Problem to solve: Gather from the listing below each line that includes the word "Assistant", and copy it.

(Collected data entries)
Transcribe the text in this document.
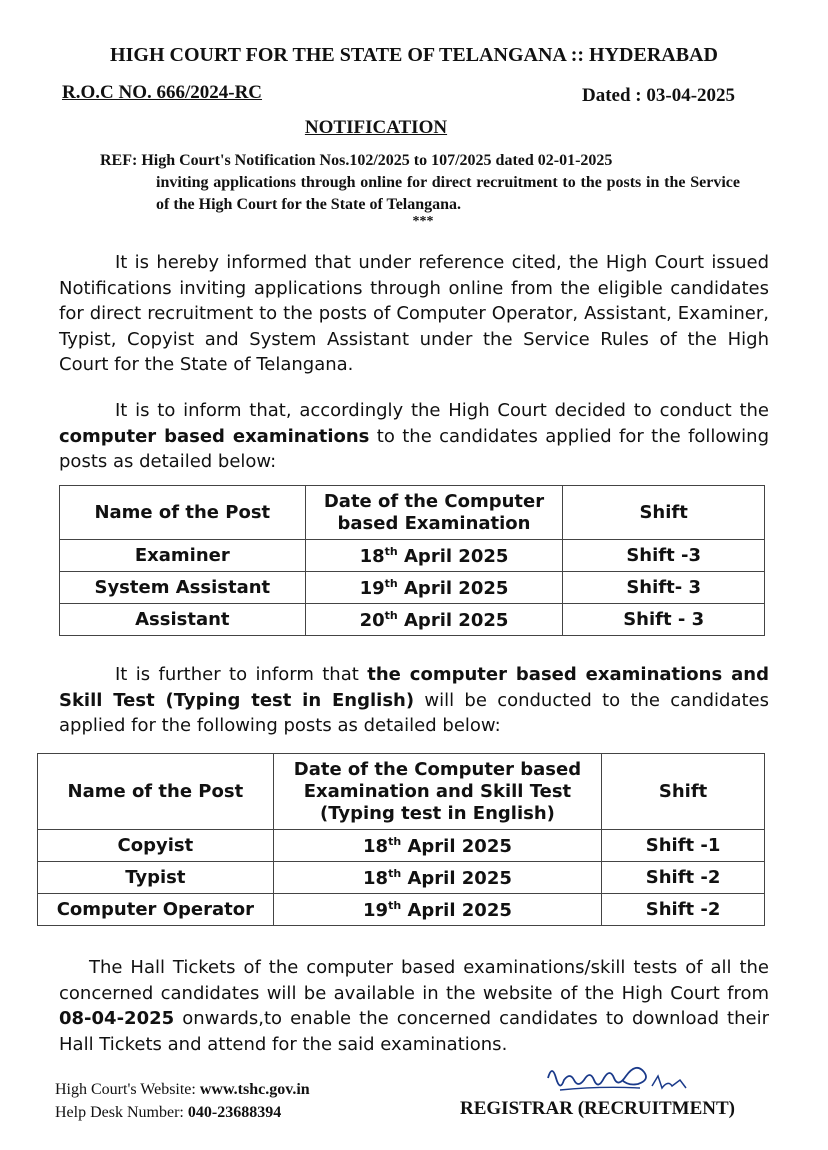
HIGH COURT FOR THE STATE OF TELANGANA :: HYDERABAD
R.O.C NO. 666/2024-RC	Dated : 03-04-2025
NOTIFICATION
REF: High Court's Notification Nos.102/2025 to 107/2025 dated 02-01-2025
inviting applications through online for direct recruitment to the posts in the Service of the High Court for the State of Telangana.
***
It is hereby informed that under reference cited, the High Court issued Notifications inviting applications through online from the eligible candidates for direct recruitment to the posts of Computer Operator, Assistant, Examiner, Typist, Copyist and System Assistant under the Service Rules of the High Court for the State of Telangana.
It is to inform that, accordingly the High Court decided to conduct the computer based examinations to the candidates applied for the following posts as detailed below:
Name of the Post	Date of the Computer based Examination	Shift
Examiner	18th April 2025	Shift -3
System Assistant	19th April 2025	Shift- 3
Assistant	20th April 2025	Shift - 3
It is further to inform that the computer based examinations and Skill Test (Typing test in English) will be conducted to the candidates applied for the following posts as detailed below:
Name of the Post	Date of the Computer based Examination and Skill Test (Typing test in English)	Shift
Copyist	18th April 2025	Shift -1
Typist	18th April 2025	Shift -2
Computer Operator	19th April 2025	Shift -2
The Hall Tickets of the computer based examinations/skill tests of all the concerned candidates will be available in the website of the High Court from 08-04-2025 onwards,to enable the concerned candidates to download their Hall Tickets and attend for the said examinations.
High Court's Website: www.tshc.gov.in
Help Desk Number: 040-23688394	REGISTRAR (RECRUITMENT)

* * *

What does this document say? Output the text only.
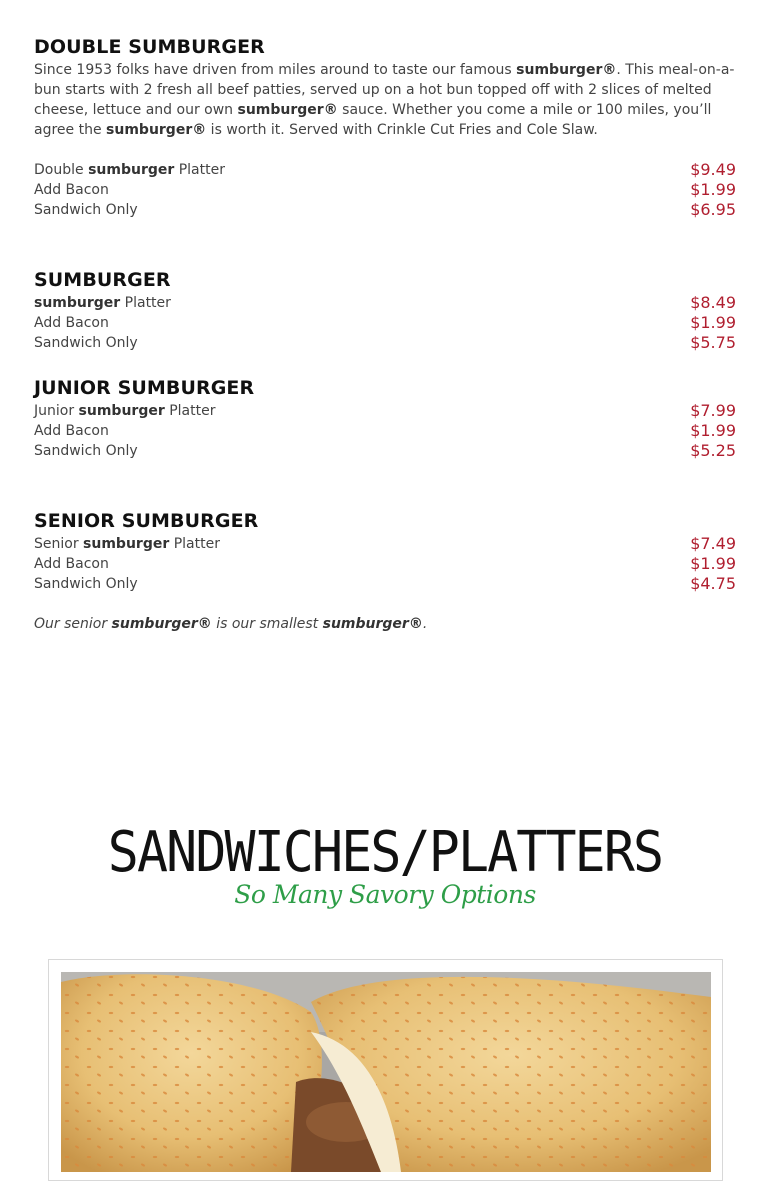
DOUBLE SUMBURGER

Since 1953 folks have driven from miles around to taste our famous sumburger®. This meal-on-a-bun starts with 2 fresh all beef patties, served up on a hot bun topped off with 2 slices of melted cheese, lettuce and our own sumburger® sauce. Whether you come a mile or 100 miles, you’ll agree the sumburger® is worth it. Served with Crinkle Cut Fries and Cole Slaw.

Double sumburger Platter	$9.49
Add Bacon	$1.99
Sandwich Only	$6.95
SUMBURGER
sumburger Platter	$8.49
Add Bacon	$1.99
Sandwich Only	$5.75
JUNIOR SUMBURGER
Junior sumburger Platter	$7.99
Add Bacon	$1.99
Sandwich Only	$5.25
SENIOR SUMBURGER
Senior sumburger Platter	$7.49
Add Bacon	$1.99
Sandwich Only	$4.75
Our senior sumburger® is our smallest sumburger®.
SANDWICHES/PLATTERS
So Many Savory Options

==

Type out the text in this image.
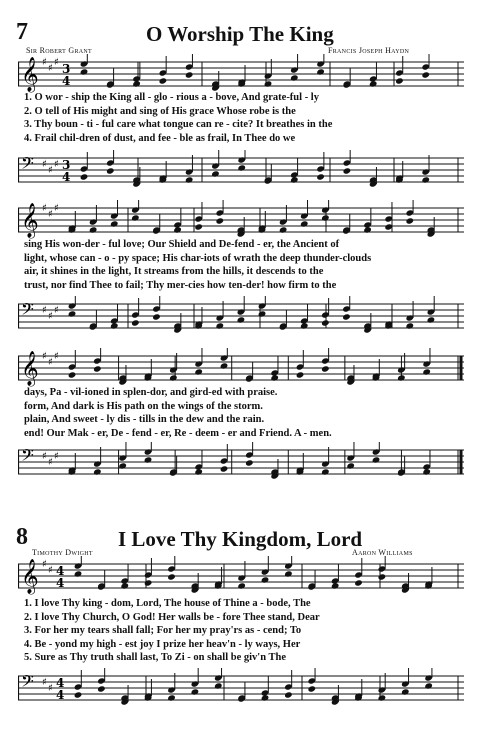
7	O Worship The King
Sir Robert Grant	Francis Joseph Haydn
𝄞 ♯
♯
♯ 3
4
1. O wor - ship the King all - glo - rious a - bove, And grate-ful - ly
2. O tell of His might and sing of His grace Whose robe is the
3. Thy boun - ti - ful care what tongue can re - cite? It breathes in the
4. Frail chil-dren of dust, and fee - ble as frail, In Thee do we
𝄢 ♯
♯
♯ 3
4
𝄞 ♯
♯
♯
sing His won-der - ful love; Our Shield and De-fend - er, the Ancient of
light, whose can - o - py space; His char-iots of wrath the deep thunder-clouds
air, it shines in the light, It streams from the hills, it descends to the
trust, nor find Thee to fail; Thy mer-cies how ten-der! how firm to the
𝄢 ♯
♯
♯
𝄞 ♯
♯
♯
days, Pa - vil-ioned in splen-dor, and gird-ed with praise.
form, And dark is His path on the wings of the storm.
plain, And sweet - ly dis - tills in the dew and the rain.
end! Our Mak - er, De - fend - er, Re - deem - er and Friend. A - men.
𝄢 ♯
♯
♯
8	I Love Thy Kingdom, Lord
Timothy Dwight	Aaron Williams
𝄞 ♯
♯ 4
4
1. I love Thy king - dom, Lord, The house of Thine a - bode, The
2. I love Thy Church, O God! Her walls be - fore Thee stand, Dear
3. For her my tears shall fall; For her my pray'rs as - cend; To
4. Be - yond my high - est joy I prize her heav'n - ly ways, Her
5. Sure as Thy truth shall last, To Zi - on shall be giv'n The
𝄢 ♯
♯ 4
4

The answer:
It is hereby informed that under reference cited, the High Court issued Notifications inviting applications through online from the eligible candidates for direct recruitment to the posts of Computer Operator, Assistant, Examiner, Typist, Copyist and System Assistant under the Service Rules of the High Court for the State of Telangana.
System Assistant	19th April 2025	Shift- 3
Assistant	20th April 2025	Shift - 3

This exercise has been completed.